WORK TO COMPLETE
- a) In the California debt passage, reproduce the text from "According to the" up to and including "to other states.".
- b) In the California debt passage, what is the average mortgage debt per household in California?

SUPPLIED TEXT
****************
California has a ‘Debt Index’ of 35.28 – making it the state with the highest average personal debt amongst its residents.
That’s according to a study sponsored by eBank CreditDonkey that ranked each state, based on debt load held by their citizens. The study did an in-depth analysis of the average mortgage, student, automobile, and credit card debt in each state.
According to the data, Californians carry the highest debt burden. The state’s average mortgage debt per household stands at $422,909, likely influenced by California’s high housing prices, leading many residents to take out larger mortgages. Additionally, owning a car is often essential in many parts of the country, contributing to average vehicle debt in California reaching about $23,262, which ranks among the higher end compared to other states.
****************
(Document structure recognition data)
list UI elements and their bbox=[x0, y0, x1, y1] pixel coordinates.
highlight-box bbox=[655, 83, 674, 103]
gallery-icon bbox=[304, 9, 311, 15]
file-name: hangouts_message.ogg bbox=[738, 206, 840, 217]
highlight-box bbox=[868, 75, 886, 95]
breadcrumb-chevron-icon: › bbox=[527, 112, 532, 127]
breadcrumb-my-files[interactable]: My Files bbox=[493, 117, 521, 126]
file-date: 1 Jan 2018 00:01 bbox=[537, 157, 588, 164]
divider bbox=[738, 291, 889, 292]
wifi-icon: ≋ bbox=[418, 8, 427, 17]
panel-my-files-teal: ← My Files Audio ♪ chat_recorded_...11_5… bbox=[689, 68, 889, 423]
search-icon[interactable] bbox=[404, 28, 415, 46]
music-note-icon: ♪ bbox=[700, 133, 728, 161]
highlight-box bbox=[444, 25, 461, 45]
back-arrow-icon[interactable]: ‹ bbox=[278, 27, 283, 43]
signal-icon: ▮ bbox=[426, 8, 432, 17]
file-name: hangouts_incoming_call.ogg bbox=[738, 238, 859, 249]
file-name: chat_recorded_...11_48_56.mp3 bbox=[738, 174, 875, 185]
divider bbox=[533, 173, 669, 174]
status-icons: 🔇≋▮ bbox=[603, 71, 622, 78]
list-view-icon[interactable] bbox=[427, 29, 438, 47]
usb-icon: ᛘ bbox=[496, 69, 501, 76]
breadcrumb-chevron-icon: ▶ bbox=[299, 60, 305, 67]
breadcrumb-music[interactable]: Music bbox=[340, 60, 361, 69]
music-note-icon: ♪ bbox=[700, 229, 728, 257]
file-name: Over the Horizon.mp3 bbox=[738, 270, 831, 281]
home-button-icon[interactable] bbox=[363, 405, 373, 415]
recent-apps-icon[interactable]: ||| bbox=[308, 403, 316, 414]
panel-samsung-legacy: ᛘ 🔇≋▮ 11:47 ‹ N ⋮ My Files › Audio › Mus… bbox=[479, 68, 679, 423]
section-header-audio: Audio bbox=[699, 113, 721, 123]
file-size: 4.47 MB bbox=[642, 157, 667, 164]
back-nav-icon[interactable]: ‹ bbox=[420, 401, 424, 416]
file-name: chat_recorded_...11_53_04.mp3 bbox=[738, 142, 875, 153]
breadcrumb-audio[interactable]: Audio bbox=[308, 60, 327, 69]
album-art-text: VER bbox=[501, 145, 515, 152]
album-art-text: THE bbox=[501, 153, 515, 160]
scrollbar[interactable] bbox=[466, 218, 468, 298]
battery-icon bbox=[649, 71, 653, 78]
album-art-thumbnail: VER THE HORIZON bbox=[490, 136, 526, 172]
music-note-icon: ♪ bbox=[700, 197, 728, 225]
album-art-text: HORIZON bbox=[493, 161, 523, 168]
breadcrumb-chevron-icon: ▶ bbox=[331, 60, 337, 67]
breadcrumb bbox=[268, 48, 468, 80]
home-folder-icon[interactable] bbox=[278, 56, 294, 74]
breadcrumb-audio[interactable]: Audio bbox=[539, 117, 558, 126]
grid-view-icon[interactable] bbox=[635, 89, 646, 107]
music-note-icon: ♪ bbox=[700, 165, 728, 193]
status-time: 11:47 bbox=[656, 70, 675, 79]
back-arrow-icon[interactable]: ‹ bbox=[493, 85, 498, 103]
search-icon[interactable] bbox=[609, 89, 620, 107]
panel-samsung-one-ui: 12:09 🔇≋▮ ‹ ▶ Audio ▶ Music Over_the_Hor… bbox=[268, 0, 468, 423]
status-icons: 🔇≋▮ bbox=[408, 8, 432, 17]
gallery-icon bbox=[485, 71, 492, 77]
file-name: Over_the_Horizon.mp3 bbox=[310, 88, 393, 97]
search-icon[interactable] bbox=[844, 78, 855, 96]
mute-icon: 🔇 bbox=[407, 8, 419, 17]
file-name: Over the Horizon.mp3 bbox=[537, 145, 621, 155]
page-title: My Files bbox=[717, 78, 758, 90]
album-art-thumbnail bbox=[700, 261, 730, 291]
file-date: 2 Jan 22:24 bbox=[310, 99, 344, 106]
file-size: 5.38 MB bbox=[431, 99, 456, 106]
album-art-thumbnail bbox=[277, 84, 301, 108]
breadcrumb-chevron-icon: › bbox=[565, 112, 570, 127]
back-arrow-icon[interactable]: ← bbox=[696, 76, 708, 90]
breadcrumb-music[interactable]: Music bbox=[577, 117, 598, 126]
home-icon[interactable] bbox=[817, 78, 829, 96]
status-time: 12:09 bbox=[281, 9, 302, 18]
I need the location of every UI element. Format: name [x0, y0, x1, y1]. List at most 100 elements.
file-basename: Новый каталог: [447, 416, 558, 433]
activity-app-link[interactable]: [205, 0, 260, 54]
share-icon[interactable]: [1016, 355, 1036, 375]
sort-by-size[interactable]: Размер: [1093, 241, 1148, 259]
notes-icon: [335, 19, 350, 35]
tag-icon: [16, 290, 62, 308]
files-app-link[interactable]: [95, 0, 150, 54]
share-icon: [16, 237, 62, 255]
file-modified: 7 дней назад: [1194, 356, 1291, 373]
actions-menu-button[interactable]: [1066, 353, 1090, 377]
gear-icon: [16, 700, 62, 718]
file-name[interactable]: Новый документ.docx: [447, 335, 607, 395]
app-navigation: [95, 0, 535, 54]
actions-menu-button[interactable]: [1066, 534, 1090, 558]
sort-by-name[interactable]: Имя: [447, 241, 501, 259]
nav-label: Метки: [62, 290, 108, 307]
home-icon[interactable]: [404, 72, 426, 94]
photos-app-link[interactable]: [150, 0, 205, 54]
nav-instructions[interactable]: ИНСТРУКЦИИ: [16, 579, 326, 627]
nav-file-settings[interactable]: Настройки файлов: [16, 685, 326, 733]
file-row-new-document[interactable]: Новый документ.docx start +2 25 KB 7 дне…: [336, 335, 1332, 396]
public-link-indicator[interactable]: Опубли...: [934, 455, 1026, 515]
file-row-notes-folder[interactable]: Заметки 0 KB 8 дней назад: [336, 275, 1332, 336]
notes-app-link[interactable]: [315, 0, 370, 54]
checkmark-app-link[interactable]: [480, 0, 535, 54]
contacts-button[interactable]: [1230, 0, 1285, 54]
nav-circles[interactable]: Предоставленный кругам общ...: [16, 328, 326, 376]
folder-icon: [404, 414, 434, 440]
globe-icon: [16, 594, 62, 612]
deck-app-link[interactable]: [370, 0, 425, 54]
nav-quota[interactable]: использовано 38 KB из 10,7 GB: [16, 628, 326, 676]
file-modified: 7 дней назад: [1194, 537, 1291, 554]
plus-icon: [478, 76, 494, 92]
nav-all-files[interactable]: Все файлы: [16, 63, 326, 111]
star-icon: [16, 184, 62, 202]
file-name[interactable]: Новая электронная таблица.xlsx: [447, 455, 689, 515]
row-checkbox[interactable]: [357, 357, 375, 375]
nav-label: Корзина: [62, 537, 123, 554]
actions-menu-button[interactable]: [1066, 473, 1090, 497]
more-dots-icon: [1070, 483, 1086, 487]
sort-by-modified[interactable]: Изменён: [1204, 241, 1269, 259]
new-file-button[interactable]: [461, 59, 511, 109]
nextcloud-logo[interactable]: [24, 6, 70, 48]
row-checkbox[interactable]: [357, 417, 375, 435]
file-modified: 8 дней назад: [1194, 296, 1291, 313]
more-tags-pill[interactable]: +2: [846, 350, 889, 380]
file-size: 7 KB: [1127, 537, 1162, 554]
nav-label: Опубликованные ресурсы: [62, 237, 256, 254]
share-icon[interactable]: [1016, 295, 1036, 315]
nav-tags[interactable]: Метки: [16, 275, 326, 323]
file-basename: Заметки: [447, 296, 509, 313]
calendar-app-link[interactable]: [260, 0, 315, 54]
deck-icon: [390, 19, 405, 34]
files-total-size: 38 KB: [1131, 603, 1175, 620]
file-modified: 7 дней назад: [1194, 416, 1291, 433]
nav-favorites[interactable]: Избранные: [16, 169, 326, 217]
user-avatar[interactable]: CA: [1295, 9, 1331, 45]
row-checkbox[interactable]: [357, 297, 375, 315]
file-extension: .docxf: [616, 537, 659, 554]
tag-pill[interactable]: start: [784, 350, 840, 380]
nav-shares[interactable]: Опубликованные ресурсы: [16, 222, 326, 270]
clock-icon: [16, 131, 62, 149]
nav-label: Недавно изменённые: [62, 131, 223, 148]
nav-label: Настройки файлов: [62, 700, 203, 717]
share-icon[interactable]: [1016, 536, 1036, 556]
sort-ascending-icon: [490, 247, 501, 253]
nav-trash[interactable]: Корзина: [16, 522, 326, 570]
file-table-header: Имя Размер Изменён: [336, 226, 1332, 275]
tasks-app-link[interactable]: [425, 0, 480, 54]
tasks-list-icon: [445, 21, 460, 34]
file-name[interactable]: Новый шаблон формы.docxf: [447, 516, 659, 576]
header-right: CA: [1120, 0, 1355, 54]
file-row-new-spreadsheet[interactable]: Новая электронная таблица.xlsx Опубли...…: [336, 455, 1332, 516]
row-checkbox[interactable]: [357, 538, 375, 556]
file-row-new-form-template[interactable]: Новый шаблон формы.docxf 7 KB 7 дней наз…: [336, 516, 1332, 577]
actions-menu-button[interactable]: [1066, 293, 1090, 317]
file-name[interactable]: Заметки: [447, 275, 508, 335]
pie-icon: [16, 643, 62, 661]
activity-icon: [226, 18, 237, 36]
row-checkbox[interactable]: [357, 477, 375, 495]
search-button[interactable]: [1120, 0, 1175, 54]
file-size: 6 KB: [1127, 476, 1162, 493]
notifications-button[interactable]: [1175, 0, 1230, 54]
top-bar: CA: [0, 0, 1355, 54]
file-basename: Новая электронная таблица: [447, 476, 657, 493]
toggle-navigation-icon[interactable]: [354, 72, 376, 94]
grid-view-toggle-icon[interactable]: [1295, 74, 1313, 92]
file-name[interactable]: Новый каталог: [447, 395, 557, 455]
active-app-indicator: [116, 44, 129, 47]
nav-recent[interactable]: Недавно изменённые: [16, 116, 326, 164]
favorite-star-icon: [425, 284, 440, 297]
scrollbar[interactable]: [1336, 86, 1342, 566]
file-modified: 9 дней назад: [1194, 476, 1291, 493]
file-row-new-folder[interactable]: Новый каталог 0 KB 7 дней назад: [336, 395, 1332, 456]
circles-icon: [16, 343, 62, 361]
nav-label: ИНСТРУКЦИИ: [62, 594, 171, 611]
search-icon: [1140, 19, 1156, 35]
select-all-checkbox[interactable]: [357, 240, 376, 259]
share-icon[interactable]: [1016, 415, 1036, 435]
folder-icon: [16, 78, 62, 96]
****************
PROBLEM SOLUTIONS
- a)
According to the data, Californians carry the highest debt burden. The state’s average mortgage debt per household stands at $422,909, likely influenced by California’s high housing prices, leading many residents to take out larger mortgages. Additionally, owning a car is often essential in many parts of the country, contributing to average vehicle debt in California reaching about $23,262, which ranks among the higher end compared to other states.

- b) $422,909.